Required work – Find the lines below that contain the string "this". Copy each one.

Task data –
□ □ □ □

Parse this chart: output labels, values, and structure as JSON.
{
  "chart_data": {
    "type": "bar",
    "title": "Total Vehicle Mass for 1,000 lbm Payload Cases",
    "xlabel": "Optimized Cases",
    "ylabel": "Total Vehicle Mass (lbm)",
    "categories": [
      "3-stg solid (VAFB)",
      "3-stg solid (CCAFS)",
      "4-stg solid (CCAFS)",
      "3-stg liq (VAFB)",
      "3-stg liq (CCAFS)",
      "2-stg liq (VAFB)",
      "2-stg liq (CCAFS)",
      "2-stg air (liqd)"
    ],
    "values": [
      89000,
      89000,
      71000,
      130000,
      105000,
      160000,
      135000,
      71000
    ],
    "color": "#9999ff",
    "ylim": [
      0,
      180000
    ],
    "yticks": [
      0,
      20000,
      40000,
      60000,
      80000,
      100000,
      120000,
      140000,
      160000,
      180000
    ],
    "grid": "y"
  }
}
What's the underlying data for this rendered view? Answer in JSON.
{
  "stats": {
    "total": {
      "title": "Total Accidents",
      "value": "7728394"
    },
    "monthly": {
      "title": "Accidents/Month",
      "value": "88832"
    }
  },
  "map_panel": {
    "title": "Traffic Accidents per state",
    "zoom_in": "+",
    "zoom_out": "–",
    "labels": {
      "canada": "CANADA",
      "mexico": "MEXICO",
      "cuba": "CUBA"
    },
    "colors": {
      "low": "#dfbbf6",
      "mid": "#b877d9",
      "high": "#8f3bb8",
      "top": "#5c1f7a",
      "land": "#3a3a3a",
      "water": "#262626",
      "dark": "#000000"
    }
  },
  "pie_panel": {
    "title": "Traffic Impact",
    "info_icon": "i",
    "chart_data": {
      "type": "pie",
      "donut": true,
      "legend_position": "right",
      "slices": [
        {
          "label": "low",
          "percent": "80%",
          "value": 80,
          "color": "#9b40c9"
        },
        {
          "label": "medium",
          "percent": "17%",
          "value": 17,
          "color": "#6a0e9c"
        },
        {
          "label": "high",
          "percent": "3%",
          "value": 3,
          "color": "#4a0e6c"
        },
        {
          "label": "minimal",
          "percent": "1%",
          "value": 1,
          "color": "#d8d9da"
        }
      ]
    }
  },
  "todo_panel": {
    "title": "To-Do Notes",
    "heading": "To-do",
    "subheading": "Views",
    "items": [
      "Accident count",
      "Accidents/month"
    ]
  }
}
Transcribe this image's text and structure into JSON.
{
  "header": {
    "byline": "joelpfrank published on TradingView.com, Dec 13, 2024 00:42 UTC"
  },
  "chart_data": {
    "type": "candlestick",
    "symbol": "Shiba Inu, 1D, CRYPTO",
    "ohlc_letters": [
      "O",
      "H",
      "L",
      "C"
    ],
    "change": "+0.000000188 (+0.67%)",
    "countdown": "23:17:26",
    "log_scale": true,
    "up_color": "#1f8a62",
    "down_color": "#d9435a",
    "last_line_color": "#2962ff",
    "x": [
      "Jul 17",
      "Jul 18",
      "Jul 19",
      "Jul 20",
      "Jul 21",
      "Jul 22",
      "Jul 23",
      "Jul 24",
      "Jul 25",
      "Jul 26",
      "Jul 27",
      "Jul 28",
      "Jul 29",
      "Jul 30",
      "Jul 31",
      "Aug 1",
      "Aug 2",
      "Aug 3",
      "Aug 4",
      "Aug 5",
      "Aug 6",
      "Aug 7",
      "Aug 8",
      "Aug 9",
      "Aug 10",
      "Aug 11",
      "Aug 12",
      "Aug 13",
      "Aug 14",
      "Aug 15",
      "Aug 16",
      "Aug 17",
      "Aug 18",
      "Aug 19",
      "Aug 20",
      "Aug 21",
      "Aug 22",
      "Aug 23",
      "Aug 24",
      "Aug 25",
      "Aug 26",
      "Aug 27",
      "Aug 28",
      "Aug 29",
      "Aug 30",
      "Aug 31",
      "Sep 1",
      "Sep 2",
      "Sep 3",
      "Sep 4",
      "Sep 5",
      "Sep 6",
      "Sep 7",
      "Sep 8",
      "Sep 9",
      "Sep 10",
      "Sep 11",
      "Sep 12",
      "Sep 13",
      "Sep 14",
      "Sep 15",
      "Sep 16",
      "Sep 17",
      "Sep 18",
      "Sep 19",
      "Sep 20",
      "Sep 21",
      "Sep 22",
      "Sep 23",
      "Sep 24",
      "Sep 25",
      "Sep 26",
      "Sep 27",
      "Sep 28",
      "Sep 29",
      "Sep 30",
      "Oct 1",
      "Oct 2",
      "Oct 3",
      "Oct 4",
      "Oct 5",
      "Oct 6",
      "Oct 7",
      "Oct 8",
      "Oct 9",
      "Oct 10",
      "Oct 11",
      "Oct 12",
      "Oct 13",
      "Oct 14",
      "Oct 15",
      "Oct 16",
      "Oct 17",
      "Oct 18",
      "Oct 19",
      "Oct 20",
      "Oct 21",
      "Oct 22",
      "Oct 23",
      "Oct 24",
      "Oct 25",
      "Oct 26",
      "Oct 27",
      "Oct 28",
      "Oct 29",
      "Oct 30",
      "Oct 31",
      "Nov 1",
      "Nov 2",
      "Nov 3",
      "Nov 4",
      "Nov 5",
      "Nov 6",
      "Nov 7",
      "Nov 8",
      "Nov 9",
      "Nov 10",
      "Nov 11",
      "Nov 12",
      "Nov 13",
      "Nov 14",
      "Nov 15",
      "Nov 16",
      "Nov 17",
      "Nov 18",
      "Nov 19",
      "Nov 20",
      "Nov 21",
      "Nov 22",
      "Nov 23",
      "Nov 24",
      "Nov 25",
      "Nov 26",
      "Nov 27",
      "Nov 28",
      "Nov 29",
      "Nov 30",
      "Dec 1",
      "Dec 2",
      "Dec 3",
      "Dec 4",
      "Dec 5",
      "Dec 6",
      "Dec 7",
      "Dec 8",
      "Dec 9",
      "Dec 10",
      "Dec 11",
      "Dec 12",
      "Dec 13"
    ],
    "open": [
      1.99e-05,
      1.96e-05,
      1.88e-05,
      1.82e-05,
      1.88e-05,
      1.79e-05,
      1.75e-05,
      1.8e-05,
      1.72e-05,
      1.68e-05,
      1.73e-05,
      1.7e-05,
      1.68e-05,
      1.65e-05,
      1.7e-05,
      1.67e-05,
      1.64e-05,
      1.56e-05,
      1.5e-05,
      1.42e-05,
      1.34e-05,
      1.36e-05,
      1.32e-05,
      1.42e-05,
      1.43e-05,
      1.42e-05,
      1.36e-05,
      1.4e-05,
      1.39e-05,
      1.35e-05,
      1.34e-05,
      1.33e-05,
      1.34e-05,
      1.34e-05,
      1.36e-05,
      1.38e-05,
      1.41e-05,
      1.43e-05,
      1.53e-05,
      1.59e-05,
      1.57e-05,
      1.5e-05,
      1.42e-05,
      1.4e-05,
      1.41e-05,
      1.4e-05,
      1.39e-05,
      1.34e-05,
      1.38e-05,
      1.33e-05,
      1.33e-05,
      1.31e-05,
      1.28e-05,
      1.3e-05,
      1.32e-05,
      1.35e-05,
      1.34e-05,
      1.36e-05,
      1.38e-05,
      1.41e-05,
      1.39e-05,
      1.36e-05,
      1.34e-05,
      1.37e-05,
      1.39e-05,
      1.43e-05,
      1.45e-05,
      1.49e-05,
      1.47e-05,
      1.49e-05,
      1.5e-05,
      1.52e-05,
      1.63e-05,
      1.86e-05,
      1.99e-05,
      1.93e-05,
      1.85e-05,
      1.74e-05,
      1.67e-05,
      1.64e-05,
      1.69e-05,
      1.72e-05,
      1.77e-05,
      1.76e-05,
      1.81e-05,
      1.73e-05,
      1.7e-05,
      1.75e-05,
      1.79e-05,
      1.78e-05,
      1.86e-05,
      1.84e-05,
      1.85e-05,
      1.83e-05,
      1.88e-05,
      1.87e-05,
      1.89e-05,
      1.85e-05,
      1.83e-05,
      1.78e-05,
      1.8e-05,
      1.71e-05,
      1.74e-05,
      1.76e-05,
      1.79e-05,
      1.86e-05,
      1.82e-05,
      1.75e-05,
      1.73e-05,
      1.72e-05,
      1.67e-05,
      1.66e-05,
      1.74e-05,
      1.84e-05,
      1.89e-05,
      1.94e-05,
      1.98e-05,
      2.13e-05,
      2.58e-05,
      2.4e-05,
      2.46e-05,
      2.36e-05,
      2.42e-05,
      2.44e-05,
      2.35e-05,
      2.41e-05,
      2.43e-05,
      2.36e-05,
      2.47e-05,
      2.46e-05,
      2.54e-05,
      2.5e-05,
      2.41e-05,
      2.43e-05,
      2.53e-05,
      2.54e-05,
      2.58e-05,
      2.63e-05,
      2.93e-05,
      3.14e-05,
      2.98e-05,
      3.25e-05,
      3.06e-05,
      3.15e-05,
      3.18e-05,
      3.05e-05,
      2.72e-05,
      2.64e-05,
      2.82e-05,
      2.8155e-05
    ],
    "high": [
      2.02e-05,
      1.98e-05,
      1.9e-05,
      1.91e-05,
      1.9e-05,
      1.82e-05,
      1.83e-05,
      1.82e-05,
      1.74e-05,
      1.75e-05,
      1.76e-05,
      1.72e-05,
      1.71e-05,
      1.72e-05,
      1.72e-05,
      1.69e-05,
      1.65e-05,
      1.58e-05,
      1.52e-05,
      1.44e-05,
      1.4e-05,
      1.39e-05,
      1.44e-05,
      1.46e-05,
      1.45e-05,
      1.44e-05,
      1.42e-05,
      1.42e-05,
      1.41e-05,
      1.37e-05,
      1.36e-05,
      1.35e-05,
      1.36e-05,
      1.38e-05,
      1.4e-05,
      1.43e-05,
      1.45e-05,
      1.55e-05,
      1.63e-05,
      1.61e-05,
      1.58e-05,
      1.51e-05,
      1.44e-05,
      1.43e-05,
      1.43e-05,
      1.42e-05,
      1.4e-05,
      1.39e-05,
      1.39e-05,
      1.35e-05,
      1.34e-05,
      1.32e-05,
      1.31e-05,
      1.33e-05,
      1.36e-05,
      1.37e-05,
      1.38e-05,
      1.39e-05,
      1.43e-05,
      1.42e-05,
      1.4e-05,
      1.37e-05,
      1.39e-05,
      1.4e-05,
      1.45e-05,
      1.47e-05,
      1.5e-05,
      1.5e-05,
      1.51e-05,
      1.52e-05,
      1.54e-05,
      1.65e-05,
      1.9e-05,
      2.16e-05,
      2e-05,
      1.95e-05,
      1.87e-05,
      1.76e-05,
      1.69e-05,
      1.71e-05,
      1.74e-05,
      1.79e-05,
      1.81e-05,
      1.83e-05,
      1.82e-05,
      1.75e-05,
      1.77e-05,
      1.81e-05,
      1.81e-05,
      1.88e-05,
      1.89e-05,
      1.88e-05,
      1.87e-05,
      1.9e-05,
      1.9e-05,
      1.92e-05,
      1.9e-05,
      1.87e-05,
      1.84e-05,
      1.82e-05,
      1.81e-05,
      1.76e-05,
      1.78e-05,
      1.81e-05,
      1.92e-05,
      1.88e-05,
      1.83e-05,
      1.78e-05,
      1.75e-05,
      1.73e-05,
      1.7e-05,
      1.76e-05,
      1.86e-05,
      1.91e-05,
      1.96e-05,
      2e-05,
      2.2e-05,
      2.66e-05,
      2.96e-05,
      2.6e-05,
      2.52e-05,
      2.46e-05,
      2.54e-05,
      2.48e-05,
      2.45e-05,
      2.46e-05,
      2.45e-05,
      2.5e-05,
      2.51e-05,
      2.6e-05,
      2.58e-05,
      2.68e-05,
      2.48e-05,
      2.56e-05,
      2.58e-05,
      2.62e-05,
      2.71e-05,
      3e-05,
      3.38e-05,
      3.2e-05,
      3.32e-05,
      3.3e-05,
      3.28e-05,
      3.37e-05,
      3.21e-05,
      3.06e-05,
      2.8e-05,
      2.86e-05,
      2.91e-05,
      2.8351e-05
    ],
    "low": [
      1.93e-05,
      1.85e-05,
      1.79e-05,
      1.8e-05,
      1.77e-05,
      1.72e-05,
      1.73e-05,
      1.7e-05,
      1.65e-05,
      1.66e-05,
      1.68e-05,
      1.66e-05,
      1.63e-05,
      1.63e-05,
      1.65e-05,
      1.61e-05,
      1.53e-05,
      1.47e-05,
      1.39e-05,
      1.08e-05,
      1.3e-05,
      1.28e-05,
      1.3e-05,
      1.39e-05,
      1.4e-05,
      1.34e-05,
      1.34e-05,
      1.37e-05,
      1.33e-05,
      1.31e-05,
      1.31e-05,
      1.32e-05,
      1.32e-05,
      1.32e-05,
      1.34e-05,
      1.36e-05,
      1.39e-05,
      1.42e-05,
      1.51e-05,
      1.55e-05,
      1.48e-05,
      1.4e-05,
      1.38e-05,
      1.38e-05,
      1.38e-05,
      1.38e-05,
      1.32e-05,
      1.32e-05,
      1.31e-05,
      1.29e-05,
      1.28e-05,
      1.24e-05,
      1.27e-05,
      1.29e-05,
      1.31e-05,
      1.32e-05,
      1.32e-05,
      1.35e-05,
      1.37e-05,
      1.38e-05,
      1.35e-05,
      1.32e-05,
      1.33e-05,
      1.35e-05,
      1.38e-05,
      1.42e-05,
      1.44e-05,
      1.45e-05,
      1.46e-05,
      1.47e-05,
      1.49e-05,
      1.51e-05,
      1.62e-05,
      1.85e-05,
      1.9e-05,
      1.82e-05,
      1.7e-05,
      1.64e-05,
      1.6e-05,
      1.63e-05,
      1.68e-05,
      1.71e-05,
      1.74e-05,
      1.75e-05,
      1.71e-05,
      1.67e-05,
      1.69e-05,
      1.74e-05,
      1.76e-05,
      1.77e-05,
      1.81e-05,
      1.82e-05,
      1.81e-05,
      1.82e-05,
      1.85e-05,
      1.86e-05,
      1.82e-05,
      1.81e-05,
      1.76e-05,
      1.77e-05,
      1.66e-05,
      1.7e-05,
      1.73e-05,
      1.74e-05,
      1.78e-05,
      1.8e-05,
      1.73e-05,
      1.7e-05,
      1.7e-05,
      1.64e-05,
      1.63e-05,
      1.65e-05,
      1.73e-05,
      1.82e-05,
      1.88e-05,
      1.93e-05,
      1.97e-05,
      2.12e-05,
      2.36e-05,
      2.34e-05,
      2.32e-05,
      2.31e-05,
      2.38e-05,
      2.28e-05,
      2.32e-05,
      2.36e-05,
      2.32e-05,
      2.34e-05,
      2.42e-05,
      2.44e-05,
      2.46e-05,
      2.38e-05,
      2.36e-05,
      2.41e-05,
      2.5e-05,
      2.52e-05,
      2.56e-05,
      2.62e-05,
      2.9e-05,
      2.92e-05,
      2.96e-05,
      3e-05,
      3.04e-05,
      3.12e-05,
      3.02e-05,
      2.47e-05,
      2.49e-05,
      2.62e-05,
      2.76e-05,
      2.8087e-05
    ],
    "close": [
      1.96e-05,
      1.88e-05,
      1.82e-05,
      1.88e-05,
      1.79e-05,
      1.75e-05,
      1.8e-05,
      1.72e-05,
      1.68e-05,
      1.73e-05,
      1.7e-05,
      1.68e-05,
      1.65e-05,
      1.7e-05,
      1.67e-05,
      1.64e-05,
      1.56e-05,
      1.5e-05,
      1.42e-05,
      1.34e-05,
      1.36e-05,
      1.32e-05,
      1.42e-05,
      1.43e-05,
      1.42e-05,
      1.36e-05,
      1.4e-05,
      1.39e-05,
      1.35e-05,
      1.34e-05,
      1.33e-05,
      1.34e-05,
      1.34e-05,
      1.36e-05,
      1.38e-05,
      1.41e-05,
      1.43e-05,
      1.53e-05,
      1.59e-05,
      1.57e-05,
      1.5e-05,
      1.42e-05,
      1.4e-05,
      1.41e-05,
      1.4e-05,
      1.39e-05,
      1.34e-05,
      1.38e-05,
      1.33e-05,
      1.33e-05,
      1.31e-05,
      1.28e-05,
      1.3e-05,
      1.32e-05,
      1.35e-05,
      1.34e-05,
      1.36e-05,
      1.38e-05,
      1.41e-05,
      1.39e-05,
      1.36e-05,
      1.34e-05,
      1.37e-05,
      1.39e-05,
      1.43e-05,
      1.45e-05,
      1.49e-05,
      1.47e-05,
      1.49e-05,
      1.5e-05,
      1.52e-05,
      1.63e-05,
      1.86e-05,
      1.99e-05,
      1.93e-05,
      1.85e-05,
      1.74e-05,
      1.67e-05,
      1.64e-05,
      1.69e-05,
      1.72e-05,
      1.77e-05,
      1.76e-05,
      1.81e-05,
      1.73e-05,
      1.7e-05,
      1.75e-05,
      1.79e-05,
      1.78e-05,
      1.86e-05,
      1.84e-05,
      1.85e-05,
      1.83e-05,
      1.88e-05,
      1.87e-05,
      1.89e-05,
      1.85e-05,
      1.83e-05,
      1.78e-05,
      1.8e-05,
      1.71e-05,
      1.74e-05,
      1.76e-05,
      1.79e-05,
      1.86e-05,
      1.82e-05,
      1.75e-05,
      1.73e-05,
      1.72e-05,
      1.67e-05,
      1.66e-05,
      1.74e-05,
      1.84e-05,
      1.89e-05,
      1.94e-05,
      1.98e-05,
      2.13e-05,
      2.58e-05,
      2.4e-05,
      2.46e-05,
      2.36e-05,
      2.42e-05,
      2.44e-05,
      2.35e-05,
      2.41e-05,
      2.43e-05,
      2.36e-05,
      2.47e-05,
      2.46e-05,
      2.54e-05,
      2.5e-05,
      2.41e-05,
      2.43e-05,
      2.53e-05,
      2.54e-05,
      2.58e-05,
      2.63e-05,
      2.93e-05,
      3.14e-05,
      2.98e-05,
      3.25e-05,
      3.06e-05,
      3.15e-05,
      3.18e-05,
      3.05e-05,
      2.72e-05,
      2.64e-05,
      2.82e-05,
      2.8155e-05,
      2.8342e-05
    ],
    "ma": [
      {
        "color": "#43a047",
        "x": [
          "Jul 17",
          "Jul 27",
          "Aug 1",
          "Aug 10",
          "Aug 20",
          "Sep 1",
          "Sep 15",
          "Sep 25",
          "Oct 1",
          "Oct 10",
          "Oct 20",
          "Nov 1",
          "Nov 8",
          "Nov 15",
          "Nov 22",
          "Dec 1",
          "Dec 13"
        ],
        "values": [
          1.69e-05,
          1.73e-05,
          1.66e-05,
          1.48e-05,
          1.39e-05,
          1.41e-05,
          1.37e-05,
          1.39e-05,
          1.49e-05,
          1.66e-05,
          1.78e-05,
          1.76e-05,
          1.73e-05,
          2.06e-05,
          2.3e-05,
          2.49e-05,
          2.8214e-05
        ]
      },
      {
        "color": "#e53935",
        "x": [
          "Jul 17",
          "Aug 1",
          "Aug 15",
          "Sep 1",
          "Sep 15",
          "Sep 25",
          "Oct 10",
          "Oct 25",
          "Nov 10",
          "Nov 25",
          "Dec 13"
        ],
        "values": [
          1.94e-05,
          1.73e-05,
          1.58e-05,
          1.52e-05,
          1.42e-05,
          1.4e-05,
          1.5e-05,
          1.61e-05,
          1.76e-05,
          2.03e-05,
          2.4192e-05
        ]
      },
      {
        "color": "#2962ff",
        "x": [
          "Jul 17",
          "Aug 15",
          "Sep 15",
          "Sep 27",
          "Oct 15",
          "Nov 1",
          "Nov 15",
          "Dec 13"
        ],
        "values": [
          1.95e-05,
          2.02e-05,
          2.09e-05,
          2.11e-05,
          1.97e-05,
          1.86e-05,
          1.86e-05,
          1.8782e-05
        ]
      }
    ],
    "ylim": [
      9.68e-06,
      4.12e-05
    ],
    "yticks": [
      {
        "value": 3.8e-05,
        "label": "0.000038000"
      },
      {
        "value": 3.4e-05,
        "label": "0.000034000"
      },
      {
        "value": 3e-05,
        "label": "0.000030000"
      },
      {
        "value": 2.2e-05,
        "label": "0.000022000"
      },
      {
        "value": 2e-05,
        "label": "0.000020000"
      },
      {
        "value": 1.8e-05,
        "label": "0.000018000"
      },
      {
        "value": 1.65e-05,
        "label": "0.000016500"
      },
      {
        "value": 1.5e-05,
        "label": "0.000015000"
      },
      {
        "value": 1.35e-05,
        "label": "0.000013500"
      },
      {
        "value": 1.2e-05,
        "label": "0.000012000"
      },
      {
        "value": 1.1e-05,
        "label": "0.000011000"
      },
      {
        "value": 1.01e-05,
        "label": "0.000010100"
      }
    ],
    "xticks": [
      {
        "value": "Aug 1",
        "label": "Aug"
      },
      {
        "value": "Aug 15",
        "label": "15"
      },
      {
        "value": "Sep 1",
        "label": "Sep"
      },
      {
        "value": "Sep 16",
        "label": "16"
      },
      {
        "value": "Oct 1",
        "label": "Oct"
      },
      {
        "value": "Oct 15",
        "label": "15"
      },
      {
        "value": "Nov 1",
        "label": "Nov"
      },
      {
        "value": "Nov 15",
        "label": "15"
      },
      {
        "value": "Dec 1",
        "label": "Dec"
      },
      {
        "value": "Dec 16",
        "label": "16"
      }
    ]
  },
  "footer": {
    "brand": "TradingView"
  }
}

□ □ □ □

Completed task –
Parse this chart: output labels, values, and structure as JSON.
What's the underlying data for this rendered view? Answer in JSON.
Transcribe this image's text and structure into JSON.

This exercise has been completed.